Search the records for "LANDED" and copy each line that holds it.

--- Start The input ---

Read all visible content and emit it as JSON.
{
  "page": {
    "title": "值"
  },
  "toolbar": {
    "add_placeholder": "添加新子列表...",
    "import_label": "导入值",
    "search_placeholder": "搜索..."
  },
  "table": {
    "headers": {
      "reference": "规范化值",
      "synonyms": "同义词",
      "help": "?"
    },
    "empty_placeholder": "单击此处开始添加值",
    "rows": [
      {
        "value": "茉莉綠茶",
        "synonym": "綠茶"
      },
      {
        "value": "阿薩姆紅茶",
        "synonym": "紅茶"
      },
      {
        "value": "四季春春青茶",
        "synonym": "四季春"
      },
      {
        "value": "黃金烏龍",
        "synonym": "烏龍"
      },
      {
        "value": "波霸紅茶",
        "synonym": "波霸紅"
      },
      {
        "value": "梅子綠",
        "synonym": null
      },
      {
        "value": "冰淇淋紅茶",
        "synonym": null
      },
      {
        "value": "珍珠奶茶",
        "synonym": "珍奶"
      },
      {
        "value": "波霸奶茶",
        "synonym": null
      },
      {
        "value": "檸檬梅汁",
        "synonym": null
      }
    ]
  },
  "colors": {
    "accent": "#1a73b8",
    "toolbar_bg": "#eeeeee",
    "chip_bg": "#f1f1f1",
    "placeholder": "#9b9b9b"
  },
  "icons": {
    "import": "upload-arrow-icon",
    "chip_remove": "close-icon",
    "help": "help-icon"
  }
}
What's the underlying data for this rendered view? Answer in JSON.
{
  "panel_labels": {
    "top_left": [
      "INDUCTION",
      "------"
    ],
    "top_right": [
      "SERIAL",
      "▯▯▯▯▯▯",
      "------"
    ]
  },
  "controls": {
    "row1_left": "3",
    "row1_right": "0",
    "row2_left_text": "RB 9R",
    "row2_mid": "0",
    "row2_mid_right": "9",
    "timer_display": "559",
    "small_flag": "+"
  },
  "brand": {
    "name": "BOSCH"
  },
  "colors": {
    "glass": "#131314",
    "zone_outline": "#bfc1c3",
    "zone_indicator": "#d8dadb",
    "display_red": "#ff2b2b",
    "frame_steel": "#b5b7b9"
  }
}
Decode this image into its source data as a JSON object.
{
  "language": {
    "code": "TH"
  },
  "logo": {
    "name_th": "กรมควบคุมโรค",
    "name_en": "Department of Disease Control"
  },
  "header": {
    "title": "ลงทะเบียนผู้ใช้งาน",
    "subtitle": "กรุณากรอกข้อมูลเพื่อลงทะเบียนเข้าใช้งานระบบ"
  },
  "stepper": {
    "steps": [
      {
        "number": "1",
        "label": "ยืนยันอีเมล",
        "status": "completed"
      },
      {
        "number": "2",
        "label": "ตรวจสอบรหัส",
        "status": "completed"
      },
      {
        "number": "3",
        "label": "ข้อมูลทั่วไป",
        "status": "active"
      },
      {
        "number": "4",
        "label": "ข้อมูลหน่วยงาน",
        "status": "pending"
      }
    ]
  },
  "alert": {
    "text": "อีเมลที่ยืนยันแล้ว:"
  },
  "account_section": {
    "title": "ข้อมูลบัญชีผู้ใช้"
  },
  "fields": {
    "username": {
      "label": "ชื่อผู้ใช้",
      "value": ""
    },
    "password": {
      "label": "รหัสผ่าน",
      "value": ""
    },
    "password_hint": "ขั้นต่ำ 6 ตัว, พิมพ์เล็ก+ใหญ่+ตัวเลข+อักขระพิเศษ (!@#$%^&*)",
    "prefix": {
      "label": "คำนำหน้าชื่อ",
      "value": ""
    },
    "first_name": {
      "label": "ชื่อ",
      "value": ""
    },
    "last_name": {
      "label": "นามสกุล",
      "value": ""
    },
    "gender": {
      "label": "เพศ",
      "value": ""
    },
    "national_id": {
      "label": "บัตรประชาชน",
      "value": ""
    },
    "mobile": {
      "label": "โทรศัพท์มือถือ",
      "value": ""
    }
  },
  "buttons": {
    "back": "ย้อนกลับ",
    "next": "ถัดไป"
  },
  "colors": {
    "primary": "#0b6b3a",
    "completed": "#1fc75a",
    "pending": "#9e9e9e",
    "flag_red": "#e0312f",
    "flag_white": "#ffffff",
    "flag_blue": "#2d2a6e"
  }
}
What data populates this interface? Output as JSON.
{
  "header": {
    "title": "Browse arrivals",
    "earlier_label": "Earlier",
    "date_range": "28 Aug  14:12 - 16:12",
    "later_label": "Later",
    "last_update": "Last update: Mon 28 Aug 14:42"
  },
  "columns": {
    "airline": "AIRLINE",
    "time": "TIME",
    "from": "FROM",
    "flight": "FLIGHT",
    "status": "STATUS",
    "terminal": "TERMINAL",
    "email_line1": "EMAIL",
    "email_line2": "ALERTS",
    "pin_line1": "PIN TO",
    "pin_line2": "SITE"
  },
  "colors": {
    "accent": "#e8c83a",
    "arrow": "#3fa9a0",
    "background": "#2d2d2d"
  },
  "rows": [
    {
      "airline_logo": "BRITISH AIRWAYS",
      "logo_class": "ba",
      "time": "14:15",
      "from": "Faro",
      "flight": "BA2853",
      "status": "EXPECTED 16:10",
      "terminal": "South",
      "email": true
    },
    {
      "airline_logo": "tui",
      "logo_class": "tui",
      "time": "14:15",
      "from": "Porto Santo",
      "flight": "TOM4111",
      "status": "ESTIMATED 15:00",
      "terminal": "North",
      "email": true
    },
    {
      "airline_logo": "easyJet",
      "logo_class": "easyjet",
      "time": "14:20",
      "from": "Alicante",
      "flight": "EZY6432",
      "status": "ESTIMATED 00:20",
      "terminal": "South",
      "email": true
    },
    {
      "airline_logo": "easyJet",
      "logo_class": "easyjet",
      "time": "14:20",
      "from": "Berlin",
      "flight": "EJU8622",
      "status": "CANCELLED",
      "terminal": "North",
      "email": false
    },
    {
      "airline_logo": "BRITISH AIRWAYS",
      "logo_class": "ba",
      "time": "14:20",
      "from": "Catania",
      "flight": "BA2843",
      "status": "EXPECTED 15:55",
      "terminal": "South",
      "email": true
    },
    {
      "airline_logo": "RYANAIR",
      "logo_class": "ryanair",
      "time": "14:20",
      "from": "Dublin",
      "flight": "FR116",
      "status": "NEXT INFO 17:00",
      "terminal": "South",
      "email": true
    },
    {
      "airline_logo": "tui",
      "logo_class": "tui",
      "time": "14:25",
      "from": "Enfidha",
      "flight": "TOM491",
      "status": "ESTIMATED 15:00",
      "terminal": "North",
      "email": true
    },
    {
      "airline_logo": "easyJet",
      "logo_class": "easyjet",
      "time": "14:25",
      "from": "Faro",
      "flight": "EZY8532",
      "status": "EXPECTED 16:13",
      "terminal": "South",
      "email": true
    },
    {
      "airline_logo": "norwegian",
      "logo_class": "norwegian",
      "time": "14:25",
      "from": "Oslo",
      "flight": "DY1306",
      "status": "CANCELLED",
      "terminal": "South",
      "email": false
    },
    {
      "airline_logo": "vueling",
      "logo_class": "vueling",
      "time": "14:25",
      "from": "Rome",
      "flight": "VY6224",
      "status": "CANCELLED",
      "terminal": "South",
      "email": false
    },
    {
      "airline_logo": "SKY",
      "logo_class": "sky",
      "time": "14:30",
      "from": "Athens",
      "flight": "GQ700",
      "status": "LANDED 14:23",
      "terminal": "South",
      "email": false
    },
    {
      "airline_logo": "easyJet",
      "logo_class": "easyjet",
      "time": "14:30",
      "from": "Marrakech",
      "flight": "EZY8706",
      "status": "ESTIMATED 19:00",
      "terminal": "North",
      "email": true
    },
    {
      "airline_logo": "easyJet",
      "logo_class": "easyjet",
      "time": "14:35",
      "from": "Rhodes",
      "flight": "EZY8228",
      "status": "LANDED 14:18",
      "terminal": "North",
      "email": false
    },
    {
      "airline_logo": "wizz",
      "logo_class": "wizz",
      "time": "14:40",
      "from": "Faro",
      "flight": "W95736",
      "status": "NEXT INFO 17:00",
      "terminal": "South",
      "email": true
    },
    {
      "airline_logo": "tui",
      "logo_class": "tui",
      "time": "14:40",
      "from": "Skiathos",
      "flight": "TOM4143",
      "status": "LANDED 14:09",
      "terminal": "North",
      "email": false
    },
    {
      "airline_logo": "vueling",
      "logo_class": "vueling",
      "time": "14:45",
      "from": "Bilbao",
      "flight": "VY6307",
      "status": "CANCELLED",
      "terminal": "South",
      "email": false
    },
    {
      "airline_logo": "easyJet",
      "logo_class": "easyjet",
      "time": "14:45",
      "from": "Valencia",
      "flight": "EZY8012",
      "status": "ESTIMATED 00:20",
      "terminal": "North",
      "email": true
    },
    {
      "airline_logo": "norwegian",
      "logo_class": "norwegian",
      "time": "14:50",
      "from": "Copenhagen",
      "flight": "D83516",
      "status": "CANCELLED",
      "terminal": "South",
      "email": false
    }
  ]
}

--- End The input ---

▶ [Correct answer]
      "status": "LANDED 14:23",
      "status": "LANDED 14:18",
      "status": "LANDED 14:09",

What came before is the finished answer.